- WORK TO COMPLETE
Transcribe the listing verbatim, please, with images dropped.

- RECORDS PROVIDED
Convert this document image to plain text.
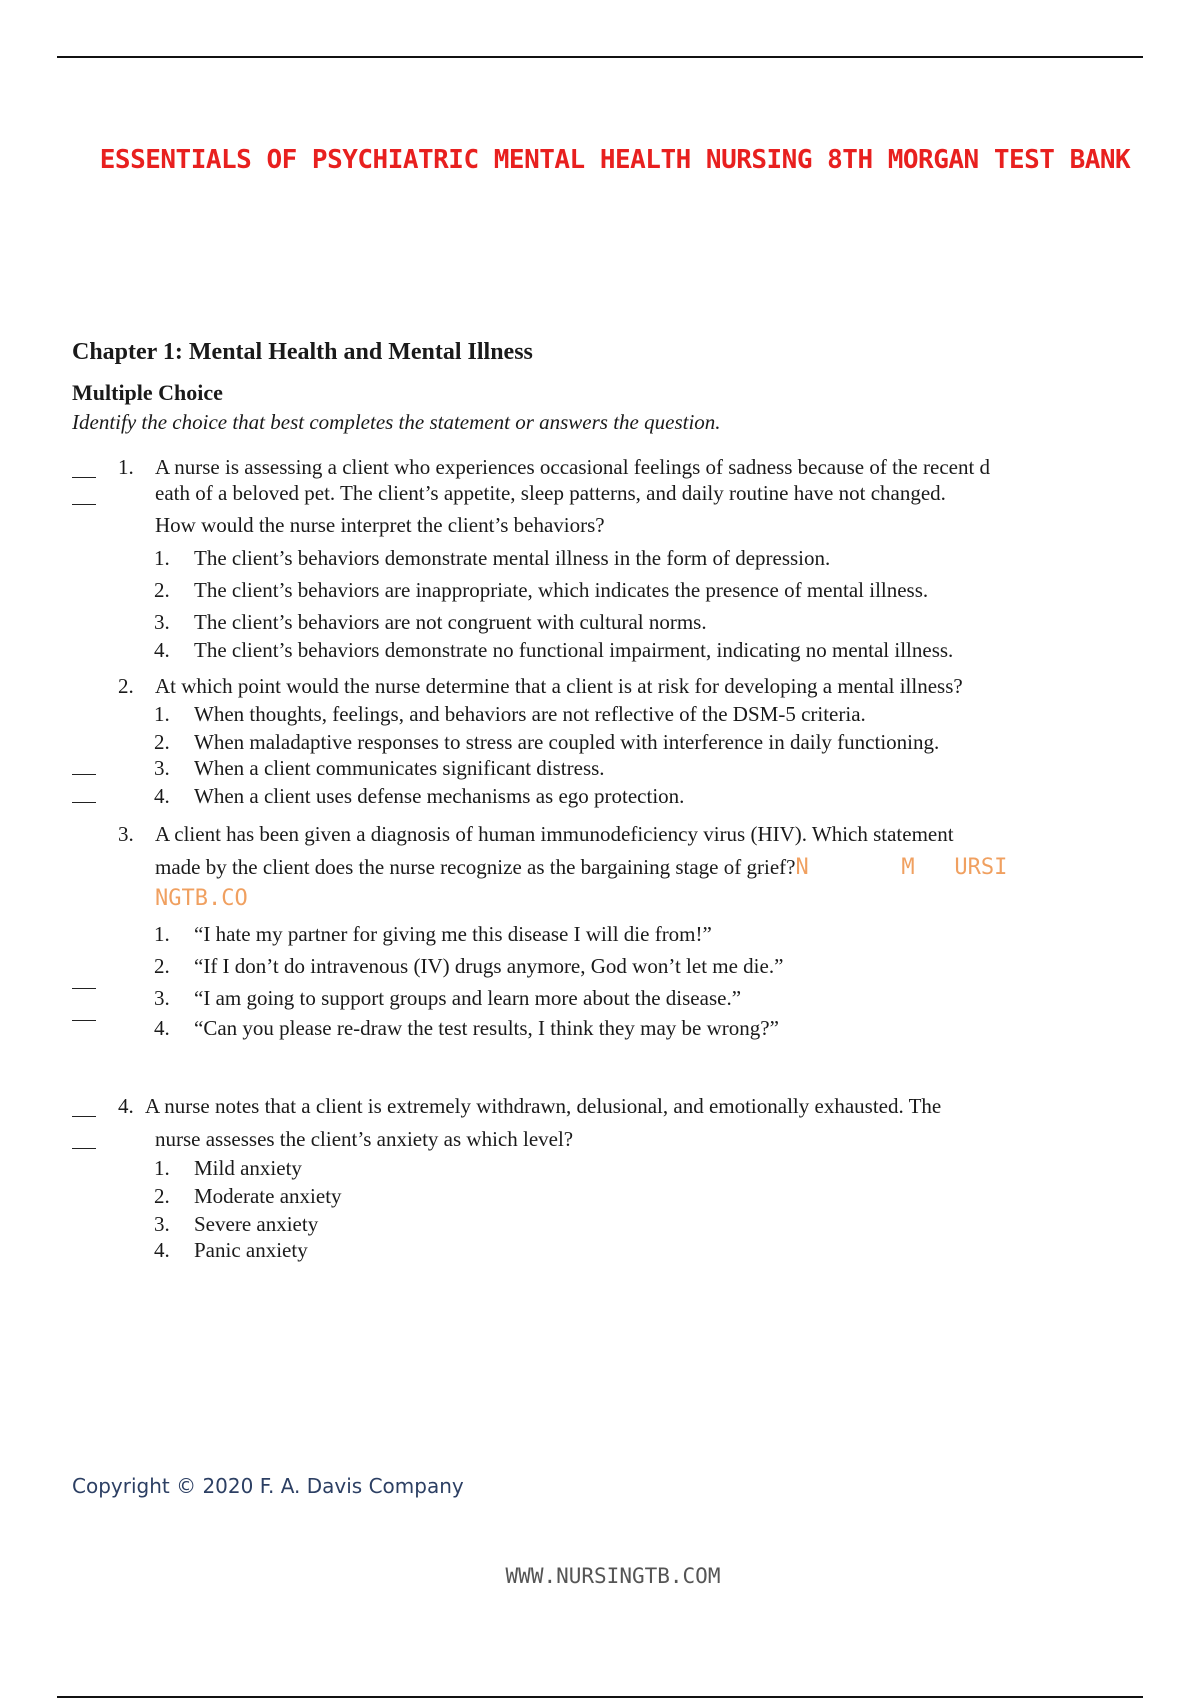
ESSENTIALS OF PSYCHIATRIC MENTAL HEALTH NURSING 8TH MORGAN TEST BANK
Chapter 1: Mental Health and Mental Illness
Multiple Choice
Identify the choice that best completes the statement or answers the question.
1. A nurse is assessing a client who experiences occasional feelings of sadness because of the recent d
eath of a beloved pet. The client’s appetite, sleep patterns, and daily routine have not changed.
How would the nurse interpret the client’s behaviors?
1. The client’s behaviors demonstrate mental illness in the form of depression.
2. The client’s behaviors are inappropriate, which indicates the presence of mental illness.
3. The client’s behaviors are not congruent with cultural norms.
4. The client’s behaviors demonstrate no functional impairment, indicating no mental illness.
2. At which point would the nurse determine that a client is at risk for developing a mental illness?
1. When thoughts, feelings, and behaviors are not reflective of the DSM-5 criteria.
2. When maladaptive responses to stress are coupled with interference in daily functioning.
3. When a client communicates significant distress.
4. When a client uses defense mechanisms as ego protection.
3. A client has been given a diagnosis of human immunodeficiency virus (HIV). Which statement
made by the client does the nurse recognize as the bargaining stage of grief?N       M   URSI
NGTB.CO
1. “I hate my partner for giving me this disease I will die from!”
2. “If I don’t do intravenous (IV) drugs anymore, God won’t let me die.”
3. “I am going to support groups and learn more about the disease.”
4. “Can you please re-draw the test results, I think they may be wrong?”
4. A nurse notes that a client is extremely withdrawn, delusional, and emotionally exhausted. The
nurse assesses the client’s anxiety as which level?
1. Mild anxiety
2. Moderate anxiety
3. Severe anxiety
4. Panic anxiety
Copyright © 2020 F. A. Davis Company
WWW.NURSINGTB.COM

- RESPONSE BELOW
Convert this document image to plain text.
ESSENTIALS OF PSYCHIATRIC MENTAL HEALTH NURSING 8TH MORGAN TEST BANK
Chapter 1: Mental Health and Mental Illness
Multiple Choice
Identify the choice that best completes the statement or answers the question.
1. A nurse is assessing a client who experiences occasional feelings of sadness because of the recent d
eath of a beloved pet. The client’s appetite, sleep patterns, and daily routine have not changed.
How would the nurse interpret the client’s behaviors?
1. The client’s behaviors demonstrate mental illness in the form of depression.
2. The client’s behaviors are inappropriate, which indicates the presence of mental illness.
3. The client’s behaviors are not congruent with cultural norms.
4. The client’s behaviors demonstrate no functional impairment, indicating no mental illness.
2. At which point would the nurse determine that a client is at risk for developing a mental illness?
1. When thoughts, feelings, and behaviors are not reflective of the DSM-5 criteria.
2. When maladaptive responses to stress are coupled with interference in daily functioning.
3. When a client communicates significant distress.
4. When a client uses defense mechanisms as ego protection.
3. A client has been given a diagnosis of human immunodeficiency virus (HIV). Which statement
made by the client does the nurse recognize as the bargaining stage of grief?N       M   URSI
NGTB.CO
1. “I hate my partner for giving me this disease I will die from!”
2. “If I don’t do intravenous (IV) drugs anymore, God won’t let me die.”
3. “I am going to support groups and learn more about the disease.”
4. “Can you please re-draw the test results, I think they may be wrong?”
4. A nurse notes that a client is extremely withdrawn, delusional, and emotionally exhausted. The
nurse assesses the client’s anxiety as which level?
1. Mild anxiety
2. Moderate anxiety
3. Severe anxiety
4. Panic anxiety
Copyright © 2020 F. A. Davis Company
WWW.NURSINGTB.COM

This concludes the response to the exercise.